• [Objective] Reproduce all records exactly.

Dataset records start

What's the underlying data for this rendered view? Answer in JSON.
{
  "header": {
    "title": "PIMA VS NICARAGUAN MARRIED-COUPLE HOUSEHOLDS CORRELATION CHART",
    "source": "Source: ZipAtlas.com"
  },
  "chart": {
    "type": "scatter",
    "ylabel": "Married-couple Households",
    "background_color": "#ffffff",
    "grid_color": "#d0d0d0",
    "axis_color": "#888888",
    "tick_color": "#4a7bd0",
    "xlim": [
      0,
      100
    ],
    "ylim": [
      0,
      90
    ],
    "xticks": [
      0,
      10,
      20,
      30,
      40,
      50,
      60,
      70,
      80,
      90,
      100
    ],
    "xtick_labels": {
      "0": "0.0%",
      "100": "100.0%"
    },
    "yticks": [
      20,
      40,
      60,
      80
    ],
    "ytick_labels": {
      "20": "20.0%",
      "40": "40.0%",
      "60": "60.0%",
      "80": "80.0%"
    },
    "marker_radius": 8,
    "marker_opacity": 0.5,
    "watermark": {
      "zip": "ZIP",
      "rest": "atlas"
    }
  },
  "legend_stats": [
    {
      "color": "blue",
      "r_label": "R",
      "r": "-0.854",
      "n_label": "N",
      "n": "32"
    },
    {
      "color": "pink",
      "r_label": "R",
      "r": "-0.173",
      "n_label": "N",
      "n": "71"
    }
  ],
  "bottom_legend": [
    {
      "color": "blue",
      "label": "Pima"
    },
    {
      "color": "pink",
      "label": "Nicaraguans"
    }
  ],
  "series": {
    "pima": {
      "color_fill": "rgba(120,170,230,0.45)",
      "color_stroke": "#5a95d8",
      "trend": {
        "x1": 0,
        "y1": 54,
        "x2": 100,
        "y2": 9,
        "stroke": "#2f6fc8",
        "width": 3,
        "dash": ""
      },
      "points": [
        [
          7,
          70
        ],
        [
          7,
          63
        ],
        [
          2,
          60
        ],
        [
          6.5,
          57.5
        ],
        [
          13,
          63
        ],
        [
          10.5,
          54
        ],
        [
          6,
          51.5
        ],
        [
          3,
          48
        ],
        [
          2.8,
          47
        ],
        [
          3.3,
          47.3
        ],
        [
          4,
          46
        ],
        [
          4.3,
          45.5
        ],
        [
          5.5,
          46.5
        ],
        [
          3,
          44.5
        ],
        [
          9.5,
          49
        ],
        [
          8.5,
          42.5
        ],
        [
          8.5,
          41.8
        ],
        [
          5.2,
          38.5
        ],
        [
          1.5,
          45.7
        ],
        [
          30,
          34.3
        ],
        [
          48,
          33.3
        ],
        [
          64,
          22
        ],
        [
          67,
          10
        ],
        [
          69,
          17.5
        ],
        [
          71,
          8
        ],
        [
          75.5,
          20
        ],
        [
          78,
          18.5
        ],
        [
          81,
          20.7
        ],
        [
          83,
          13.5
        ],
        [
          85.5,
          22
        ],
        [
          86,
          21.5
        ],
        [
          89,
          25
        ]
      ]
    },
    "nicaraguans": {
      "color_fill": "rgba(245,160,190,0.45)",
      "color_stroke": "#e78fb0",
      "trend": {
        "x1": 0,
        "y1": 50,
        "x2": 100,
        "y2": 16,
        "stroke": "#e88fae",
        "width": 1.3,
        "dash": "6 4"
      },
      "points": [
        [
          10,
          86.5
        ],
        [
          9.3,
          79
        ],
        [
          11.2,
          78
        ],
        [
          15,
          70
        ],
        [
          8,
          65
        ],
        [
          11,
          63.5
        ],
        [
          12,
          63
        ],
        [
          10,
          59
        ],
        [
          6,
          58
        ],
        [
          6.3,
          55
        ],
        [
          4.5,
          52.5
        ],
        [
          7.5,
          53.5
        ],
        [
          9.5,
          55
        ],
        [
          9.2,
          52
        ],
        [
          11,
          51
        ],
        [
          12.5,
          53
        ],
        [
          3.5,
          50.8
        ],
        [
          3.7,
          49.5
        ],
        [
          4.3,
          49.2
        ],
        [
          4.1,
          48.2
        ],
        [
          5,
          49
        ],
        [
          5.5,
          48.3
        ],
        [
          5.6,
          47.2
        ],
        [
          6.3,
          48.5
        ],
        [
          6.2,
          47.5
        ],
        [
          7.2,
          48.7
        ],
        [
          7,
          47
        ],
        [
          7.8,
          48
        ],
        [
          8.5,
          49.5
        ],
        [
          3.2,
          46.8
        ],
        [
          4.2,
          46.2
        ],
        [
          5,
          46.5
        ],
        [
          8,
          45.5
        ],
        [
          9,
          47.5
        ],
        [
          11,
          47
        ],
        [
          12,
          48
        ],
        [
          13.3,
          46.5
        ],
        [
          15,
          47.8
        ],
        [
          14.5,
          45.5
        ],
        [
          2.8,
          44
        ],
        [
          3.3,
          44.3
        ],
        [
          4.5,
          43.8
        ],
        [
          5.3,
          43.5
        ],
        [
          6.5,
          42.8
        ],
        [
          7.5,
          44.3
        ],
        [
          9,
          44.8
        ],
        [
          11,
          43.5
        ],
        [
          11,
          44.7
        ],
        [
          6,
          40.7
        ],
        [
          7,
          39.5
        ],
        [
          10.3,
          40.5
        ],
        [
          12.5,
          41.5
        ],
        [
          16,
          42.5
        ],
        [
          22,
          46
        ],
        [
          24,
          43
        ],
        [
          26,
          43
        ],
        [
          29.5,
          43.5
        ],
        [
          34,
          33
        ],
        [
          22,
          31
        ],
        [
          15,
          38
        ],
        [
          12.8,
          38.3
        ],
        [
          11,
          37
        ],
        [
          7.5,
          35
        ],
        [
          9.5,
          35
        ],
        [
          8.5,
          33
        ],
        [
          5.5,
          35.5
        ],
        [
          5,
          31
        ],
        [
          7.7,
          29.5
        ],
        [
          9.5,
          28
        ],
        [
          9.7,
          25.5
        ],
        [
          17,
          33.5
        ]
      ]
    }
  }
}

Dataset records end

• [Output for this task]
What's the underlying data for this rendered view? Answer in JSON.
{
  "header": {
    "title": "PIMA VS NICARAGUAN MARRIED-COUPLE HOUSEHOLDS CORRELATION CHART",
    "source": "Source: ZipAtlas.com"
  },
  "chart": {
    "type": "scatter",
    "ylabel": "Married-couple Households",
    "background_color": "#ffffff",
    "grid_color": "#d0d0d0",
    "axis_color": "#888888",
    "tick_color": "#4a7bd0",
    "xlim": [
      0,
      100
    ],
    "ylim": [
      0,
      90
    ],
    "xticks": [
      0,
      10,
      20,
      30,
      40,
      50,
      60,
      70,
      80,
      90,
      100
    ],
    "xtick_labels": {
      "0": "0.0%",
      "100": "100.0%"
    },
    "yticks": [
      20,
      40,
      60,
      80
    ],
    "ytick_labels": {
      "20": "20.0%",
      "40": "40.0%",
      "60": "60.0%",
      "80": "80.0%"
    },
    "marker_radius": 8,
    "marker_opacity": 0.5,
    "watermark": {
      "zip": "ZIP",
      "rest": "atlas"
    }
  },
  "legend_stats": [
    {
      "color": "blue",
      "r_label": "R",
      "r": "-0.854",
      "n_label": "N",
      "n": "32"
    },
    {
      "color": "pink",
      "r_label": "R",
      "r": "-0.173",
      "n_label": "N",
      "n": "71"
    }
  ],
  "bottom_legend": [
    {
      "color": "blue",
      "label": "Pima"
    },
    {
      "color": "pink",
      "label": "Nicaraguans"
    }
  ],
  "series": {
    "pima": {
      "color_fill": "rgba(120,170,230,0.45)",
      "color_stroke": "#5a95d8",
      "trend": {
        "x1": 0,
        "y1": 54,
        "x2": 100,
        "y2": 9,
        "stroke": "#2f6fc8",
        "width": 3,
        "dash": ""
      },
      "points": [
        [
          7,
          70
        ],
        [
          7,
          63
        ],
        [
          2,
          60
        ],
        [
          6.5,
          57.5
        ],
        [
          13,
          63
        ],
        [
          10.5,
          54
        ],
        [
          6,
          51.5
        ],
        [
          3,
          48
        ],
        [
          2.8,
          47
        ],
        [
          3.3,
          47.3
        ],
        [
          4,
          46
        ],
        [
          4.3,
          45.5
        ],
        [
          5.5,
          46.5
        ],
        [
          3,
          44.5
        ],
        [
          9.5,
          49
        ],
        [
          8.5,
          42.5
        ],
        [
          8.5,
          41.8
        ],
        [
          5.2,
          38.5
        ],
        [
          1.5,
          45.7
        ],
        [
          30,
          34.3
        ],
        [
          48,
          33.3
        ],
        [
          64,
          22
        ],
        [
          67,
          10
        ],
        [
          69,
          17.5
        ],
        [
          71,
          8
        ],
        [
          75.5,
          20
        ],
        [
          78,
          18.5
        ],
        [
          81,
          20.7
        ],
        [
          83,
          13.5
        ],
        [
          85.5,
          22
        ],
        [
          86,
          21.5
        ],
        [
          89,
          25
        ]
      ]
    },
    "nicaraguans": {
      "color_fill": "rgba(245,160,190,0.45)",
      "color_stroke": "#e78fb0",
      "trend": {
        "x1": 0,
        "y1": 50,
        "x2": 100,
        "y2": 16,
        "stroke": "#e88fae",
        "width": 1.3,
        "dash": "6 4"
      },
      "points": [
        [
          10,
          86.5
        ],
        [
          9.3,
          79
        ],
        [
          11.2,
          78
        ],
        [
          15,
          70
        ],
        [
          8,
          65
        ],
        [
          11,
          63.5
        ],
        [
          12,
          63
        ],
        [
          10,
          59
        ],
        [
          6,
          58
        ],
        [
          6.3,
          55
        ],
        [
          4.5,
          52.5
        ],
        [
          7.5,
          53.5
        ],
        [
          9.5,
          55
        ],
        [
          9.2,
          52
        ],
        [
          11,
          51
        ],
        [
          12.5,
          53
        ],
        [
          3.5,
          50.8
        ],
        [
          3.7,
          49.5
        ],
        [
          4.3,
          49.2
        ],
        [
          4.1,
          48.2
        ],
        [
          5,
          49
        ],
        [
          5.5,
          48.3
        ],
        [
          5.6,
          47.2
        ],
        [
          6.3,
          48.5
        ],
        [
          6.2,
          47.5
        ],
        [
          7.2,
          48.7
        ],
        [
          7,
          47
        ],
        [
          7.8,
          48
        ],
        [
          8.5,
          49.5
        ],
        [
          3.2,
          46.8
        ],
        [
          4.2,
          46.2
        ],
        [
          5,
          46.5
        ],
        [
          8,
          45.5
        ],
        [
          9,
          47.5
        ],
        [
          11,
          47
        ],
        [
          12,
          48
        ],
        [
          13.3,
          46.5
        ],
        [
          15,
          47.8
        ],
        [
          14.5,
          45.5
        ],
        [
          2.8,
          44
        ],
        [
          3.3,
          44.3
        ],
        [
          4.5,
          43.8
        ],
        [
          5.3,
          43.5
        ],
        [
          6.5,
          42.8
        ],
        [
          7.5,
          44.3
        ],
        [
          9,
          44.8
        ],
        [
          11,
          43.5
        ],
        [
          11,
          44.7
        ],
        [
          6,
          40.7
        ],
        [
          7,
          39.5
        ],
        [
          10.3,
          40.5
        ],
        [
          12.5,
          41.5
        ],
        [
          16,
          42.5
        ],
        [
          22,
          46
        ],
        [
          24,
          43
        ],
        [
          26,
          43
        ],
        [
          29.5,
          43.5
        ],
        [
          34,
          33
        ],
        [
          22,
          31
        ],
        [
          15,
          38
        ],
        [
          12.8,
          38.3
        ],
        [
          11,
          37
        ],
        [
          7.5,
          35
        ],
        [
          9.5,
          35
        ],
        [
          8.5,
          33
        ],
        [
          5.5,
          35.5
        ],
        [
          5,
          31
        ],
        [
          7.7,
          29.5
        ],
        [
          9.5,
          28
        ],
        [
          9.7,
          25.5
        ],
        [
          17,
          33.5
        ]
      ]
    }
  }
}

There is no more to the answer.